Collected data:

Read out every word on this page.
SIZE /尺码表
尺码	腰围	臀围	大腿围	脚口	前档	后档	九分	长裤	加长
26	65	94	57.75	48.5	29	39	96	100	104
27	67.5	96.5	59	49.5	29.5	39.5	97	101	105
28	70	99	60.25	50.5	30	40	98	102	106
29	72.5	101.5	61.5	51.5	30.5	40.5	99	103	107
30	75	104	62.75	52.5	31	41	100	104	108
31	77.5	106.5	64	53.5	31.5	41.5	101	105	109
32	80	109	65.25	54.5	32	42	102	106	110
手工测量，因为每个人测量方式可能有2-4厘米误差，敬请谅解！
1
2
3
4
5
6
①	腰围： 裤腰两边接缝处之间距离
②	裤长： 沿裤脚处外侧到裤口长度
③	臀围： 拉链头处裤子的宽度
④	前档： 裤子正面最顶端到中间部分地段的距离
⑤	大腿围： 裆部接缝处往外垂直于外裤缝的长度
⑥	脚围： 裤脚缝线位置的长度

# What you have to do
Reproduce every record, matching each line exactly.

# Exercise output
Read out every word on this page.
SIZE /尺码表
尺码	腰围	臀围	大腿围	脚口	前档	后档	九分	长裤	加长
26	65	94	57.75	48.5	29	39	96	100	104
27	67.5	96.5	59	49.5	29.5	39.5	97	101	105
28	70	99	60.25	50.5	30	40	98	102	106
29	72.5	101.5	61.5	51.5	30.5	40.5	99	103	107
30	75	104	62.75	52.5	31	41	100	104	108
31	77.5	106.5	64	53.5	31.5	41.5	101	105	109
32	80	109	65.25	54.5	32	42	102	106	110
手工测量，因为每个人测量方式可能有2-4厘米误差，敬请谅解！
1
2
3
4
5
6
①	腰围： 裤腰两边接缝处之间距离
②	裤长： 沿裤脚处外侧到裤口长度
③	臀围： 拉链头处裤子的宽度
④	前档： 裤子正面最顶端到中间部分地段的距离
⑤	大腿围： 裆部接缝处往外垂直于外裤缝的长度
⑥	脚围： 裤脚缝线位置的长度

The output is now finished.